- **EXERCISE DESCRIPTION**
Repeat exactly the lines of the listing from the line containing "Give me a plain-text" through its last line, and nothing beyond them.

**** MATERIAL

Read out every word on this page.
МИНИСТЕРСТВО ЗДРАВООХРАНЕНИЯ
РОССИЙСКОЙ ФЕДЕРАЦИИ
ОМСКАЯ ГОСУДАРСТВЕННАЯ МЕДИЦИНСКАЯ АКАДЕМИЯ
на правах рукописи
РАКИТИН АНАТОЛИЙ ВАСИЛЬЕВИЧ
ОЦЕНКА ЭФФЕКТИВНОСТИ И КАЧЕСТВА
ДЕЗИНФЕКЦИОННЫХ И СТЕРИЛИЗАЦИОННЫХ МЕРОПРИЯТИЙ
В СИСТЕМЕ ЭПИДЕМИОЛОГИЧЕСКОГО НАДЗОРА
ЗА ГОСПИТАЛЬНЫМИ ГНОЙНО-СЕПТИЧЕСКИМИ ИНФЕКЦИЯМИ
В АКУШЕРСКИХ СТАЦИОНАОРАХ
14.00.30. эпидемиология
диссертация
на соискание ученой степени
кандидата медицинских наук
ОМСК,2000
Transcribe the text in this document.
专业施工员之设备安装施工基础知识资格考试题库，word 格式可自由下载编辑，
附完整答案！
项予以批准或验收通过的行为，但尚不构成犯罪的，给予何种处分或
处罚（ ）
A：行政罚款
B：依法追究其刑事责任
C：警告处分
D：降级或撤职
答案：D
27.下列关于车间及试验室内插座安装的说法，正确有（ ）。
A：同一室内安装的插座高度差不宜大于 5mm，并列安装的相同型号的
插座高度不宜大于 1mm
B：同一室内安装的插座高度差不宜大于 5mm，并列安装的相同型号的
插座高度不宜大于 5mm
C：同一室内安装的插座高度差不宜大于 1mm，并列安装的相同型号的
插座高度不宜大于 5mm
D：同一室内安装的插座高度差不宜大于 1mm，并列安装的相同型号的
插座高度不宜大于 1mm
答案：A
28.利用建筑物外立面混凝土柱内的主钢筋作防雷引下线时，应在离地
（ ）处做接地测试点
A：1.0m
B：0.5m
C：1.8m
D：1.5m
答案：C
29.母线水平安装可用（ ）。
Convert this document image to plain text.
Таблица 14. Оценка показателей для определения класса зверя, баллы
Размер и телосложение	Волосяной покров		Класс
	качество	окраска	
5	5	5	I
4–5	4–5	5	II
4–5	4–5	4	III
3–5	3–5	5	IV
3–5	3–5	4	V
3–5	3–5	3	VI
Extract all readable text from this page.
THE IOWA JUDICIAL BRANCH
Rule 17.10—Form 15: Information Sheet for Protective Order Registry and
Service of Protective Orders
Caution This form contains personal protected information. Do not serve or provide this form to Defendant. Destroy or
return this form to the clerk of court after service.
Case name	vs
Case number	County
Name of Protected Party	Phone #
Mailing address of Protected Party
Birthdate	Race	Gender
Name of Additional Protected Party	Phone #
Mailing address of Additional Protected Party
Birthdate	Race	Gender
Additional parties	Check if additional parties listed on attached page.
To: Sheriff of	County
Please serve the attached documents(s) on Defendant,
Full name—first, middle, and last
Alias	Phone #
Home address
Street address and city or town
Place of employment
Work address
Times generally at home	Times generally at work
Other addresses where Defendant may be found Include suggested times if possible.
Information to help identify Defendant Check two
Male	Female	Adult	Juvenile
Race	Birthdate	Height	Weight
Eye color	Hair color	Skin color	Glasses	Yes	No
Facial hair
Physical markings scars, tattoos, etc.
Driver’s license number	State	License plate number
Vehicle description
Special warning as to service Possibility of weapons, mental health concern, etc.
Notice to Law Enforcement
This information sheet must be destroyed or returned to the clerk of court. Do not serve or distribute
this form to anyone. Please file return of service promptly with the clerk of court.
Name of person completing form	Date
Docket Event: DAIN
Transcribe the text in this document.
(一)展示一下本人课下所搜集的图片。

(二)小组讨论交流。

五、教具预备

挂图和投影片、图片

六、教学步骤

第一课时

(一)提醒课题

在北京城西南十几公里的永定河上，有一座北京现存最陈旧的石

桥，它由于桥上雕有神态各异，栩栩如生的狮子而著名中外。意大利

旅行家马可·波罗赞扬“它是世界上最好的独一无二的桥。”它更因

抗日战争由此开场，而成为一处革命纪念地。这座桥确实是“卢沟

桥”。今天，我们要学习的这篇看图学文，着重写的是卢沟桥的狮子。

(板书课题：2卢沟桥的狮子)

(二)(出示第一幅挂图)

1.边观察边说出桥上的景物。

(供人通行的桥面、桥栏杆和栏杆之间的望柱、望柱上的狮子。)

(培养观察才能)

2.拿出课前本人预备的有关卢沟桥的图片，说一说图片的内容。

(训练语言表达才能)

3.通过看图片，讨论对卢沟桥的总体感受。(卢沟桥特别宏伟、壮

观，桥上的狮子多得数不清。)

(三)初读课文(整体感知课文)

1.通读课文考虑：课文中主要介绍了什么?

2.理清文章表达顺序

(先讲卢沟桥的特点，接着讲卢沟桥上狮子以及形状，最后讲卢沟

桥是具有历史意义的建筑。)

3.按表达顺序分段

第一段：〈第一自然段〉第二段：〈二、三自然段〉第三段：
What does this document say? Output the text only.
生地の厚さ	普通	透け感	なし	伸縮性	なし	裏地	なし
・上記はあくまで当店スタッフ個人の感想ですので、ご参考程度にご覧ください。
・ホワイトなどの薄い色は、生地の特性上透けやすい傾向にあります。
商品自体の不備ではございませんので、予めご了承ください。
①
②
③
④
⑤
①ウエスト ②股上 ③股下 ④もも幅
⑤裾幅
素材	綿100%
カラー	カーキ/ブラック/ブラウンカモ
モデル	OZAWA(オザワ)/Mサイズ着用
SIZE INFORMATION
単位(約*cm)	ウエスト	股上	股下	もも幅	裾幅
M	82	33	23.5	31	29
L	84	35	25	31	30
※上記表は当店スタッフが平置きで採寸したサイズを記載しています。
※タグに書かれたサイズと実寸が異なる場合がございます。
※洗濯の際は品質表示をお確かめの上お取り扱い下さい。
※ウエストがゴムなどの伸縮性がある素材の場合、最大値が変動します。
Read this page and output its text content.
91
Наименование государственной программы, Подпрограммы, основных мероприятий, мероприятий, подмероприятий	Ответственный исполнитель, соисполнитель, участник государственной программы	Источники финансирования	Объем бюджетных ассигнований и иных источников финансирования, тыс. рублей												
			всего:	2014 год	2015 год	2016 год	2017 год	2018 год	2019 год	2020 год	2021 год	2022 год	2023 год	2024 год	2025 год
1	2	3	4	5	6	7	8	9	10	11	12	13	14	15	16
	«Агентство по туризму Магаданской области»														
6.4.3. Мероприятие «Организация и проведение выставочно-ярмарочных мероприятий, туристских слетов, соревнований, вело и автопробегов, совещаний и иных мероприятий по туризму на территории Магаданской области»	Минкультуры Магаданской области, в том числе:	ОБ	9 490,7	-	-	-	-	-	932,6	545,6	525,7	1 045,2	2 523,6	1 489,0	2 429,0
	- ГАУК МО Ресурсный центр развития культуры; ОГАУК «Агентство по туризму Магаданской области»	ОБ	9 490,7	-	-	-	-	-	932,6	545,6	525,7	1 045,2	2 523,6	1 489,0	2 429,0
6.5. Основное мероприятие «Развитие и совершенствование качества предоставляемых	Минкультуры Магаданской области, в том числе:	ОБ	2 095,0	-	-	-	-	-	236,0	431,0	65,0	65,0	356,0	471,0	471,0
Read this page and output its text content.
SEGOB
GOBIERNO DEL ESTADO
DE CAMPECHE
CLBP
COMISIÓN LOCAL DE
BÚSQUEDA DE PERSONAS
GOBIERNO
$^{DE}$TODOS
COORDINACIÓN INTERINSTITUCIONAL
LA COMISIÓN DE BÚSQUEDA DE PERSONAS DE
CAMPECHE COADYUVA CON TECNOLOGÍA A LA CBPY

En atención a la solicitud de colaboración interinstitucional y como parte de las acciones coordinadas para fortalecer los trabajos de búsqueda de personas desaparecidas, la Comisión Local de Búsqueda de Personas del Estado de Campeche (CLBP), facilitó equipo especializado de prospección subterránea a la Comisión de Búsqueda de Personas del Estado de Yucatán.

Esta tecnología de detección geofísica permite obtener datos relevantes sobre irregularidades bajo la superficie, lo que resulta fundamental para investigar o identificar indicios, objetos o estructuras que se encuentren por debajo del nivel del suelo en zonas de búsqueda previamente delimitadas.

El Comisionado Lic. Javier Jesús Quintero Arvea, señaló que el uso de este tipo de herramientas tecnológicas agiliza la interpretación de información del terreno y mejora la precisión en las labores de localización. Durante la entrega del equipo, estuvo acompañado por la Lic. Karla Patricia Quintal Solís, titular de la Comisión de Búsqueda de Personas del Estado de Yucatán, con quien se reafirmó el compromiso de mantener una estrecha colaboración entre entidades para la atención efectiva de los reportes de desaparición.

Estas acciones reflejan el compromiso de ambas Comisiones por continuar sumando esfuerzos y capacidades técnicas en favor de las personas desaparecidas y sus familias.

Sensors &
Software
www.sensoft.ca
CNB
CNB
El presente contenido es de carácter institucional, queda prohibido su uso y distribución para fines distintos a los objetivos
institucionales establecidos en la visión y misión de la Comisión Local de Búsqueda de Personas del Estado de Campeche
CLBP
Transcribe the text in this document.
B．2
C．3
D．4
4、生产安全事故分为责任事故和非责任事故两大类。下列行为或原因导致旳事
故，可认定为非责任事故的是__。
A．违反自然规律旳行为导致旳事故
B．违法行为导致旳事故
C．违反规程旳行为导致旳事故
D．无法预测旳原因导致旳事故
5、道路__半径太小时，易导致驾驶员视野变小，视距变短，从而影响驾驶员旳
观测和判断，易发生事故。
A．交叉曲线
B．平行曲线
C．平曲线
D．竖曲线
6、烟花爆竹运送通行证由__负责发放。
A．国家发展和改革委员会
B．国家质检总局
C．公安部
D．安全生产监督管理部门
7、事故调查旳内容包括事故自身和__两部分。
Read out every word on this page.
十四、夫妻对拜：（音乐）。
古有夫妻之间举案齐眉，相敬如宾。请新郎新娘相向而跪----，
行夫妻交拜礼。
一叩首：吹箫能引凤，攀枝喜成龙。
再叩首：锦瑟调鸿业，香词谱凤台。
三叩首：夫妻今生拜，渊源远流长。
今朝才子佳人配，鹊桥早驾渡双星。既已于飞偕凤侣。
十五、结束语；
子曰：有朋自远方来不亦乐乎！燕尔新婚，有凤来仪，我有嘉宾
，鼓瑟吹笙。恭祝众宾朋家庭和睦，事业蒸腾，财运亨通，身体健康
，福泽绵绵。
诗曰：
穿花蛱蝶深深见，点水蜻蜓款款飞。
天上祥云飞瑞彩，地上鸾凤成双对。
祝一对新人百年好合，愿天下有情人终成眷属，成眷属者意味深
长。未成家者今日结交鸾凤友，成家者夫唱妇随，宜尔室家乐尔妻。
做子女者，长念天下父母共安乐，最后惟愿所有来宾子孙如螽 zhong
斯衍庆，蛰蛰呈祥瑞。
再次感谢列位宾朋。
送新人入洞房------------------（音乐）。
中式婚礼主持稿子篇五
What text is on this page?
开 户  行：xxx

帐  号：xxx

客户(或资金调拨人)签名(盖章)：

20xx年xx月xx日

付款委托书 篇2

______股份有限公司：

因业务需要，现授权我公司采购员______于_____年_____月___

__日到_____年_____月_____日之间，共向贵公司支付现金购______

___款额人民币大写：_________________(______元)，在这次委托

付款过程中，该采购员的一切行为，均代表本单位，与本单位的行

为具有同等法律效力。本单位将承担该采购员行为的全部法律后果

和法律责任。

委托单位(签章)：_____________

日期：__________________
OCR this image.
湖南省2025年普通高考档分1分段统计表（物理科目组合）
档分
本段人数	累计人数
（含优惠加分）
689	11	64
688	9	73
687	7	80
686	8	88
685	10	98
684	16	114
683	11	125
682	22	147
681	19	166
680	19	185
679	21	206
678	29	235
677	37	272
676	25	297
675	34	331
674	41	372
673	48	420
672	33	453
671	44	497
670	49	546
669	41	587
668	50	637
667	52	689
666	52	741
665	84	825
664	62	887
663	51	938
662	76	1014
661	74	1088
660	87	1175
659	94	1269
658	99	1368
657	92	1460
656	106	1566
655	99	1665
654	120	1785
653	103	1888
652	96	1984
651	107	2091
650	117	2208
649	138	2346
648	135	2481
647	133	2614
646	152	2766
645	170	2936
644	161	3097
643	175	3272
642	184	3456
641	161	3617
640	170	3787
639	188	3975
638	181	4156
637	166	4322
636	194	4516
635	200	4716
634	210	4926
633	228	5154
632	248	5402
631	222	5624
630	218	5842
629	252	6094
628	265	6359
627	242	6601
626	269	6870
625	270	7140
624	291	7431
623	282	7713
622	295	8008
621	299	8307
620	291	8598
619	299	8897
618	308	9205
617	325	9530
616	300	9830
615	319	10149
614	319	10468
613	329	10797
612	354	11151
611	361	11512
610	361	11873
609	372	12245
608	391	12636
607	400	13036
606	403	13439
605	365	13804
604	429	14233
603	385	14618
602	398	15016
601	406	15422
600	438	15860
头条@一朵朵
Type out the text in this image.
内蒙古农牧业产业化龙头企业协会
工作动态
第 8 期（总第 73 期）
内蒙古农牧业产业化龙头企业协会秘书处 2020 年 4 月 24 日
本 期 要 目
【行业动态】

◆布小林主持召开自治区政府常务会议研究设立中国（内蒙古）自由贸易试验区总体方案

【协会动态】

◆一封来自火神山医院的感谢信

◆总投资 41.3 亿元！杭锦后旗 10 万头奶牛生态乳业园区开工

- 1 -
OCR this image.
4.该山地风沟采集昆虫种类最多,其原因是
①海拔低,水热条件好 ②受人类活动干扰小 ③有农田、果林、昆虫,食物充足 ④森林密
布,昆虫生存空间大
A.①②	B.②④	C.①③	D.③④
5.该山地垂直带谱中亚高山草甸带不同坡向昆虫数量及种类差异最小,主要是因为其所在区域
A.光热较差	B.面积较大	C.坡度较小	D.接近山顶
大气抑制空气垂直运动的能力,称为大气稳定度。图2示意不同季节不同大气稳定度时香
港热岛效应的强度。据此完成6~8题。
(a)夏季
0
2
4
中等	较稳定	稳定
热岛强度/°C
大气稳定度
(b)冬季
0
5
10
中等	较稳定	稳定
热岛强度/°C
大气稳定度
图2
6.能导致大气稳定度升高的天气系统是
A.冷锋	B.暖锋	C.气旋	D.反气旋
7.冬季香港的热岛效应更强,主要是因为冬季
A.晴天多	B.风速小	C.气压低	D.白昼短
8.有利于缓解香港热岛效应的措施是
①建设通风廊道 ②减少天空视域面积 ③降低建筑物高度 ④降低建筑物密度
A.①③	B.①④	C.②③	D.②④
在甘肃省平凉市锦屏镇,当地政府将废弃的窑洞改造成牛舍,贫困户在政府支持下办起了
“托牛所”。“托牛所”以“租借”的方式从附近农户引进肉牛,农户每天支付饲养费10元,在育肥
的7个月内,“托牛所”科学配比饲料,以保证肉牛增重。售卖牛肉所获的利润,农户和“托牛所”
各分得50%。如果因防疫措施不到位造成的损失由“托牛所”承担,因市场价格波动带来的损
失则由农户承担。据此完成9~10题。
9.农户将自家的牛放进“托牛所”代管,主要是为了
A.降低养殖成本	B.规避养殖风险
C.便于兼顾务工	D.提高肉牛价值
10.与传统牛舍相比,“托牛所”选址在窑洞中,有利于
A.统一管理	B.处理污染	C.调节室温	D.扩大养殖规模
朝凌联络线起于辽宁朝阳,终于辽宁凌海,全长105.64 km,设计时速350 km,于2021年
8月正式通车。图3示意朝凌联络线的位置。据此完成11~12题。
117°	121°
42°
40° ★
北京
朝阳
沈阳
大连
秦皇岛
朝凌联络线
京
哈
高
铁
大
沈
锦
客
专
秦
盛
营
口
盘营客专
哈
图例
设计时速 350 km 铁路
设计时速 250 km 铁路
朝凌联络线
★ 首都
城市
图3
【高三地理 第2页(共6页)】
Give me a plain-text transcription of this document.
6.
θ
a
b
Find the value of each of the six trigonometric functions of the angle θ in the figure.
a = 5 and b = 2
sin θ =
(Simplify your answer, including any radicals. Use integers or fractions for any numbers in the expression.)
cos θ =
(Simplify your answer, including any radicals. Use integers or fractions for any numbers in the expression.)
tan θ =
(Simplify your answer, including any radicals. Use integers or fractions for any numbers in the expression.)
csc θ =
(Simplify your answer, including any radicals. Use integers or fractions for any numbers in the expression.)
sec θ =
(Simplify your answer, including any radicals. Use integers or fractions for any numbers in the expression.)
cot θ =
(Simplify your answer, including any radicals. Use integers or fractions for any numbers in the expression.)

********

- **THE RESULT**
Give me a plain-text transcription of this document.
6.
θ
a
b
Find the value of each of the six trigonometric functions of the angle θ in the figure.
a = 5 and b = 2
sin θ =
(Simplify your answer, including any radicals. Use integers or fractions for any numbers in the expression.)
cos θ =
(Simplify your answer, including any radicals. Use integers or fractions for any numbers in the expression.)
tan θ =
(Simplify your answer, including any radicals. Use integers or fractions for any numbers in the expression.)
csc θ =
(Simplify your answer, including any radicals. Use integers or fractions for any numbers in the expression.)
sec θ =
(Simplify your answer, including any radicals. Use integers or fractions for any numbers in the expression.)
cot θ =
(Simplify your answer, including any radicals. Use integers or fractions for any numbers in the expression.)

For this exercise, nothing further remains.